__Work instructions__: All lines holding the string "并在房屋征收范围内予以公告" are to be shown.

__Data rows__:
* start *
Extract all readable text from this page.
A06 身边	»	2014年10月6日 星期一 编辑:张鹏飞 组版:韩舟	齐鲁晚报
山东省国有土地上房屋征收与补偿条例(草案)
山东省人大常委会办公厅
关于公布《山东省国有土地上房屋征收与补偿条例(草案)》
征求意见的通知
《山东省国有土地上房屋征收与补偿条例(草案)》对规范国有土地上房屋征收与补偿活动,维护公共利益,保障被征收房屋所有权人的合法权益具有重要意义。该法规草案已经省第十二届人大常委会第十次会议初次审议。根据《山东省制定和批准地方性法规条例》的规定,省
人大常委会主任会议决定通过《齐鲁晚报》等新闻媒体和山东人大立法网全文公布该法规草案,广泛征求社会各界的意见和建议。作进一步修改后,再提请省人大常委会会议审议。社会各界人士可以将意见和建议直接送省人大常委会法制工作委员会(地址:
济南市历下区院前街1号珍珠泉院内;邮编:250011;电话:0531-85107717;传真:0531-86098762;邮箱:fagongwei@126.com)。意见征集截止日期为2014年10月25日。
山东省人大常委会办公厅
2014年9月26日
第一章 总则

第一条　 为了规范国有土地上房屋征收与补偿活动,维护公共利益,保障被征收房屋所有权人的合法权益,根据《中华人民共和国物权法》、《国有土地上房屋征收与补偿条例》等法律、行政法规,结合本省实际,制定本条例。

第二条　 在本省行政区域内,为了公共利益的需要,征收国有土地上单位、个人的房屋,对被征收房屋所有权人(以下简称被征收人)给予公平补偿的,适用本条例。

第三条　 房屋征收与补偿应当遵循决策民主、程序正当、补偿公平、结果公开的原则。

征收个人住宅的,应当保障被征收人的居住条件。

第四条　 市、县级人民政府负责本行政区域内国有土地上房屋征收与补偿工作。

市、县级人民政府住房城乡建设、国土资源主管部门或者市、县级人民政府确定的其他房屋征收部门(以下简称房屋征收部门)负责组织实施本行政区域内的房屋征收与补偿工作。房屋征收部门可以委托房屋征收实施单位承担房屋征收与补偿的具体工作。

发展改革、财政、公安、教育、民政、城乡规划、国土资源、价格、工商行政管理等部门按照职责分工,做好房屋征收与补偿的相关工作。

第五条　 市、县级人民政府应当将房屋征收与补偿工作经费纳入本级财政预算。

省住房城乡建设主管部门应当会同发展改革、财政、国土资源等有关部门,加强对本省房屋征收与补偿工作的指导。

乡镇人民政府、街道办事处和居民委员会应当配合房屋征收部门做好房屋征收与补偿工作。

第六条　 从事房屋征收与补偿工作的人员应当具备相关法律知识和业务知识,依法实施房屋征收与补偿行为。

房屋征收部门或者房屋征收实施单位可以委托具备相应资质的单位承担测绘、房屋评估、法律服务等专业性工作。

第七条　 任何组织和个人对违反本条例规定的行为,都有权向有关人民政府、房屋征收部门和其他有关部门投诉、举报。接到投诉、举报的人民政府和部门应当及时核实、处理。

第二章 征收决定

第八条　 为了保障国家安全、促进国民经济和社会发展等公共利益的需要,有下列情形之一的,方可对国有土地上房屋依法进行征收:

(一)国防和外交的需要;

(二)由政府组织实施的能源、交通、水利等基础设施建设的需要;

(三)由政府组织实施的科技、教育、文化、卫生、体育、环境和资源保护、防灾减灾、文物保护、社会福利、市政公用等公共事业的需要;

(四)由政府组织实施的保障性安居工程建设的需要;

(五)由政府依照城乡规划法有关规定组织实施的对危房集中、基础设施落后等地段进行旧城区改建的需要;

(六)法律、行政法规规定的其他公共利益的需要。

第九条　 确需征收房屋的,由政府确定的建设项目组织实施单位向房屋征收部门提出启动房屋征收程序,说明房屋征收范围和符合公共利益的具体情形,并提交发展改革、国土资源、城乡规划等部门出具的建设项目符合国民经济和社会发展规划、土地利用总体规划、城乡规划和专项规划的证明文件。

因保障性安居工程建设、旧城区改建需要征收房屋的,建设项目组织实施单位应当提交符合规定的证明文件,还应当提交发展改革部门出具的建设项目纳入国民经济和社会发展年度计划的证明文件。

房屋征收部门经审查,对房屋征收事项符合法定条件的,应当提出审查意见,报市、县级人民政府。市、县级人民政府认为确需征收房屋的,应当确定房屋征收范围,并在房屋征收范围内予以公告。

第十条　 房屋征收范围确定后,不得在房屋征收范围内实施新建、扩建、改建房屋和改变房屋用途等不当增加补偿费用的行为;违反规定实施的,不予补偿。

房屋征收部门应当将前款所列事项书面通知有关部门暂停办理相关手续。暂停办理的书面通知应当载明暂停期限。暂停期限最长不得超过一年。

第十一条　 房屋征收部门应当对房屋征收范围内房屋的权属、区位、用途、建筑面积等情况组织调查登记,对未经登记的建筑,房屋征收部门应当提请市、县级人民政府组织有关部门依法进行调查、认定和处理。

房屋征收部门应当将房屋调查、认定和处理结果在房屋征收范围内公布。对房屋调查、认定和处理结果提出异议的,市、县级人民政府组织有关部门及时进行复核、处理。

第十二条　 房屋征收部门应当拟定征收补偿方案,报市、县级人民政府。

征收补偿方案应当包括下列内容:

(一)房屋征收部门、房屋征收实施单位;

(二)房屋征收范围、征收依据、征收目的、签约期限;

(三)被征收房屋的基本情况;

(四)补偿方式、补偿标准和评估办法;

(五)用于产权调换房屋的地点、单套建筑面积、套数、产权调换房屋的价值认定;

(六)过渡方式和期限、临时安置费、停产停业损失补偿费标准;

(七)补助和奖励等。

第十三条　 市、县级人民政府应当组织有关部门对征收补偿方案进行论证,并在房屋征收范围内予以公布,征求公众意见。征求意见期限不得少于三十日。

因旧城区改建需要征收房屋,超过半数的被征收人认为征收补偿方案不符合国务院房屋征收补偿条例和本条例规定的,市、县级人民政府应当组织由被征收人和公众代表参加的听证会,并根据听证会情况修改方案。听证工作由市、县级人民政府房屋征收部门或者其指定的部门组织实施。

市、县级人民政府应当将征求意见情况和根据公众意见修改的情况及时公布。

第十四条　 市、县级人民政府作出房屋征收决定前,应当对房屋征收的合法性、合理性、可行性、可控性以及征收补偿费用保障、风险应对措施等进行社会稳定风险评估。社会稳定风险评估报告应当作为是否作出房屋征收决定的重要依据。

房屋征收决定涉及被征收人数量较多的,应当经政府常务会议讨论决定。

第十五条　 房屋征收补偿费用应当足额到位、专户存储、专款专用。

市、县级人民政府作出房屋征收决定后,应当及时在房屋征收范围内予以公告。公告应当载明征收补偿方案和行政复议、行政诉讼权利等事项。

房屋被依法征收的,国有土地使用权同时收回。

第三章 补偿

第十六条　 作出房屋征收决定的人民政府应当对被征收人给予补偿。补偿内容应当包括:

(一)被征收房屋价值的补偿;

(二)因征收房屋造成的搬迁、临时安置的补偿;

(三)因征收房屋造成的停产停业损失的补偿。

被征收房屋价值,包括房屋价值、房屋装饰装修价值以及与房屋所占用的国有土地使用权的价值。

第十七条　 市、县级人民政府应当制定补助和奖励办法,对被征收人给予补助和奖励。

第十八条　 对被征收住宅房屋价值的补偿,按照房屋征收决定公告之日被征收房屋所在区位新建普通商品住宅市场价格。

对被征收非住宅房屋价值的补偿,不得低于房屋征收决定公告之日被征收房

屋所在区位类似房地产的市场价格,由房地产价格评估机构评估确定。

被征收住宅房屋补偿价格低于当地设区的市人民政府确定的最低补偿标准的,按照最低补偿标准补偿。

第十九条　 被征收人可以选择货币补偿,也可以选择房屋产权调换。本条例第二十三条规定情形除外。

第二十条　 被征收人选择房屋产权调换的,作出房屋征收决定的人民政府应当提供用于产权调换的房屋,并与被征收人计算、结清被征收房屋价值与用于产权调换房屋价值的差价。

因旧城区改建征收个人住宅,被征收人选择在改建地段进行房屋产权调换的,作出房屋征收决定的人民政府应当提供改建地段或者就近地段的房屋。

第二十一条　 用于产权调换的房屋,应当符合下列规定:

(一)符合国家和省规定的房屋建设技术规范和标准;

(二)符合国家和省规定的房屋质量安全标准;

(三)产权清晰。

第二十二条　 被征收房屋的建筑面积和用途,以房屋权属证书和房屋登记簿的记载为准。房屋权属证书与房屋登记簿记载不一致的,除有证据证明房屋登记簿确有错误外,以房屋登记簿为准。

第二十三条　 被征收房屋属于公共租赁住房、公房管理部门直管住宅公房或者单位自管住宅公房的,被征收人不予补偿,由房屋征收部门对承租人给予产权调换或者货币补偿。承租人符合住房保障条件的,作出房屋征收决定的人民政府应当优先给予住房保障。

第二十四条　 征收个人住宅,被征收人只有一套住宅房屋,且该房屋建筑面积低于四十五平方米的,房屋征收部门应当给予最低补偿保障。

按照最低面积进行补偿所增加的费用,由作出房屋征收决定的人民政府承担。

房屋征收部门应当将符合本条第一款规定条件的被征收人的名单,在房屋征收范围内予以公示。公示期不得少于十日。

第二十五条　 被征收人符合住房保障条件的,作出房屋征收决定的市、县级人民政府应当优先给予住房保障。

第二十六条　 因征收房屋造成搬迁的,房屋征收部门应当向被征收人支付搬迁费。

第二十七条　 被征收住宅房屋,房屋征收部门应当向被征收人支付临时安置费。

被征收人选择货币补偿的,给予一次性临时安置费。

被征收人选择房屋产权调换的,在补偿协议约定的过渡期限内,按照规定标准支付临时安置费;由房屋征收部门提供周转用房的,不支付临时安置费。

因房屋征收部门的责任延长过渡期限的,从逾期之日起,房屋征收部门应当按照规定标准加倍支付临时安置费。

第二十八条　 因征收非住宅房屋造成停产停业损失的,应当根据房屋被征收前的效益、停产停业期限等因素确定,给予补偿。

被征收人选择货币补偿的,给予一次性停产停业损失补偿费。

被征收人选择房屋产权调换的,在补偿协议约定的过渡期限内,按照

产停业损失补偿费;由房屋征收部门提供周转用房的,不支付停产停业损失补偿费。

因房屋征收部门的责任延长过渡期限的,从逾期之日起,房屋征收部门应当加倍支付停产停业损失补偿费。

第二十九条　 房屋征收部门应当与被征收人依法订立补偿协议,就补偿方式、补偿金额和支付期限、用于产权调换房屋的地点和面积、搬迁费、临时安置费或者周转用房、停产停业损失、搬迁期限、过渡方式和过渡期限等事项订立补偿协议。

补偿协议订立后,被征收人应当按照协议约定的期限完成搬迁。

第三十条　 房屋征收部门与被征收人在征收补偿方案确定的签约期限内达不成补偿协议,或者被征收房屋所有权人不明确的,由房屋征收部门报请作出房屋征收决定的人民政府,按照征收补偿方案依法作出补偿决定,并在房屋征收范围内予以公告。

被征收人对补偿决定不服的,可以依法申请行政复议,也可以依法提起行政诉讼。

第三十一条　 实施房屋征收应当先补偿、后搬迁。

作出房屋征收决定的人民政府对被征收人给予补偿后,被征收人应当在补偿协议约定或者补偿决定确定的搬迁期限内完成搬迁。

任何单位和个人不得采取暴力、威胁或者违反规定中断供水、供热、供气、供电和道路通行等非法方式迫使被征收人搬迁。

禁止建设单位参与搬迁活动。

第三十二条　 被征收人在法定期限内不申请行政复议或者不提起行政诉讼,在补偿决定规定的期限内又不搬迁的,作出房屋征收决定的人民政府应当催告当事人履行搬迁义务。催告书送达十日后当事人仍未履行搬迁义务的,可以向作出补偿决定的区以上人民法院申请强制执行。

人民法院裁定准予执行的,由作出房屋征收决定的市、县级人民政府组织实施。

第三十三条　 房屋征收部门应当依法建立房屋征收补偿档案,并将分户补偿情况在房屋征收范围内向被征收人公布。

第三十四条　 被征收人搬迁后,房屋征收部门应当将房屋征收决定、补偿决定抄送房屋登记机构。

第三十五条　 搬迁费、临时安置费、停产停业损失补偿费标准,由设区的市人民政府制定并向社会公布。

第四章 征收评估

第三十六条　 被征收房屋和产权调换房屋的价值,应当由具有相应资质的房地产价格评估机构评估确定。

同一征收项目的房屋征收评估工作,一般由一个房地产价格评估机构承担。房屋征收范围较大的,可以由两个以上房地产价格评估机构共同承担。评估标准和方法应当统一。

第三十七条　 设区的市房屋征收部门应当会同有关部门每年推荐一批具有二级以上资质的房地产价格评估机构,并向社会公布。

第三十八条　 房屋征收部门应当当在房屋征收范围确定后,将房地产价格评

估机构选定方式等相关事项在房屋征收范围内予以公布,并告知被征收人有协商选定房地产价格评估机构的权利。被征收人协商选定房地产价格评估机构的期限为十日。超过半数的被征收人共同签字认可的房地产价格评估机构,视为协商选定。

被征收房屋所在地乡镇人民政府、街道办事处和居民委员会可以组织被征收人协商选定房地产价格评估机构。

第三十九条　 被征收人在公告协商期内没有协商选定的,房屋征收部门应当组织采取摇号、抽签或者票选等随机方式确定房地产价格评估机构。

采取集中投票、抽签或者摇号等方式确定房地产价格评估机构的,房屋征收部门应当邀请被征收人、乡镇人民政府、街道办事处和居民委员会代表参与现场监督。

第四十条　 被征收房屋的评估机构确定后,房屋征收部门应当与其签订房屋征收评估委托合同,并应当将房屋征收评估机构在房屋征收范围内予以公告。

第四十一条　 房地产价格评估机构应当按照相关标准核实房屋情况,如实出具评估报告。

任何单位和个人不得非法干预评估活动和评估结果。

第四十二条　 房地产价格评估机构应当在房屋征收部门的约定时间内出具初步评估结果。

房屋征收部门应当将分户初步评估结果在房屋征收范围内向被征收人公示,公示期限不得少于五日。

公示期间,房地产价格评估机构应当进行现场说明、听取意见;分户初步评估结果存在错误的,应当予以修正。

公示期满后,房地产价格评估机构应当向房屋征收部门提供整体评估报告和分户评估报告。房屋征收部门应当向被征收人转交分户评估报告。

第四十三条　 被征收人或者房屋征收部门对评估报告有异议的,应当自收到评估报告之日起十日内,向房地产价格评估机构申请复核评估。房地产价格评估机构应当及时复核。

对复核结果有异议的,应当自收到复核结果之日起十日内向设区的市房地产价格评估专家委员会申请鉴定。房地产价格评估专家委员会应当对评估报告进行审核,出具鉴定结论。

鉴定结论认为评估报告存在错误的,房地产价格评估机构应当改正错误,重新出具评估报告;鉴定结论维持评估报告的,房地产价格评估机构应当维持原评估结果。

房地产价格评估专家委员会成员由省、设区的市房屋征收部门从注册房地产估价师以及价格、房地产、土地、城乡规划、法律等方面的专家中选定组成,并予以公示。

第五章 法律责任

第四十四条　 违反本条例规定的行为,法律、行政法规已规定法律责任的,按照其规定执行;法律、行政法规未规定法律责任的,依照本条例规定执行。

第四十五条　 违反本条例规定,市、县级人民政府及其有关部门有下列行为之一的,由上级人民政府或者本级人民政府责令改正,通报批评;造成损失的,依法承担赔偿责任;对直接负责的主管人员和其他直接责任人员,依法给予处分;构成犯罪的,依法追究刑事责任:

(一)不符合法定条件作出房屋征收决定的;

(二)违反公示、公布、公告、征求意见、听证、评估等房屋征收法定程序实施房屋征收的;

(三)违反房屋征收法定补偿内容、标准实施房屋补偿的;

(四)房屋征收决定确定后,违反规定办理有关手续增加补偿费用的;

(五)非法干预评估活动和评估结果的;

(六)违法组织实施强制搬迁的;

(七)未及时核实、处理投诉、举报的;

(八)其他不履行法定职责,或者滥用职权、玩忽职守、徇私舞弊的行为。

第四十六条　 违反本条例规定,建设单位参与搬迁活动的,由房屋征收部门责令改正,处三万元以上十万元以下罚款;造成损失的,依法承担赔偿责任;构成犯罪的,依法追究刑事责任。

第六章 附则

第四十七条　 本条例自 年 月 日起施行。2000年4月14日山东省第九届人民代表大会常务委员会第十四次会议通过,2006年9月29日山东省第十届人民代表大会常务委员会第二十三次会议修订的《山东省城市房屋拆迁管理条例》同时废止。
* end *
* start *
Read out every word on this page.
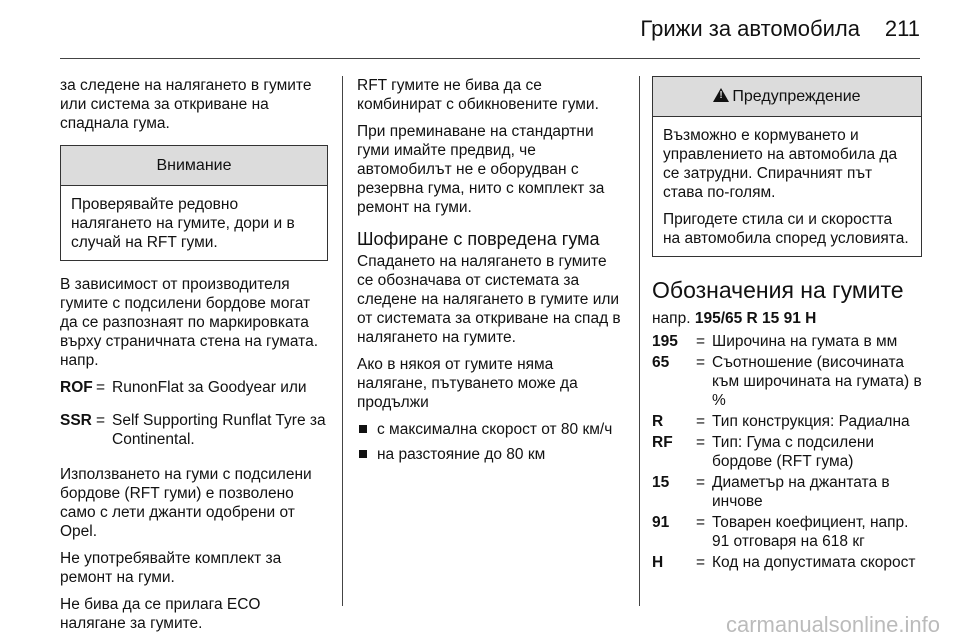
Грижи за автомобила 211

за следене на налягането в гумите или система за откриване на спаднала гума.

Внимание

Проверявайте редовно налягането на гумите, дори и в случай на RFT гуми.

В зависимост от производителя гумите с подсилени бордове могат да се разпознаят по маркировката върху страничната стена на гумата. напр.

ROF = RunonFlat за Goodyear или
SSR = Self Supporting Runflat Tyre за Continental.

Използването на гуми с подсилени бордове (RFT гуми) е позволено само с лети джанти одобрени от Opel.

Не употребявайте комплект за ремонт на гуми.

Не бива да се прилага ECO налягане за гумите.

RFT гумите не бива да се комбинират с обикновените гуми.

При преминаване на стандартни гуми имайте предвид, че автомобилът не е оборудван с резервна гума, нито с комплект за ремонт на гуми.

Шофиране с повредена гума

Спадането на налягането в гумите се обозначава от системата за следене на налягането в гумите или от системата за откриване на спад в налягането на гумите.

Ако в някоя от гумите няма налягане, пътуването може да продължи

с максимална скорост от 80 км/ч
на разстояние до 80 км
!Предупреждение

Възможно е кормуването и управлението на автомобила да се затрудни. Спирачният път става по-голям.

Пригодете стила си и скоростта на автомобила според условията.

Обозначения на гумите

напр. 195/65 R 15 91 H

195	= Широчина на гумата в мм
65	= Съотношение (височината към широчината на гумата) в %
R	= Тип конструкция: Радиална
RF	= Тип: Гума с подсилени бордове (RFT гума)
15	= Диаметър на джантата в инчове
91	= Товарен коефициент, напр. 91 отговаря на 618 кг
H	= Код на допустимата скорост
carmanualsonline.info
* end *
__Full answer__:
房屋征收部门经审查,对房屋征收事项符合法定条件的,应当提出审查意见,报市、县级人民政府。市、县级人民政府认为确需征收房屋的,应当确定房屋征收范围,并在房屋征收范围内予以公告。
第三十条　 房屋征收部门与被征收人在征收补偿方案确定的签约期限内达不成补偿协议,或者被征收房屋所有权人不明确的,由房屋征收部门报请作出房屋征收决定的人民政府,按照征收补偿方案依法作出补偿决定,并在房屋征收范围内予以公告。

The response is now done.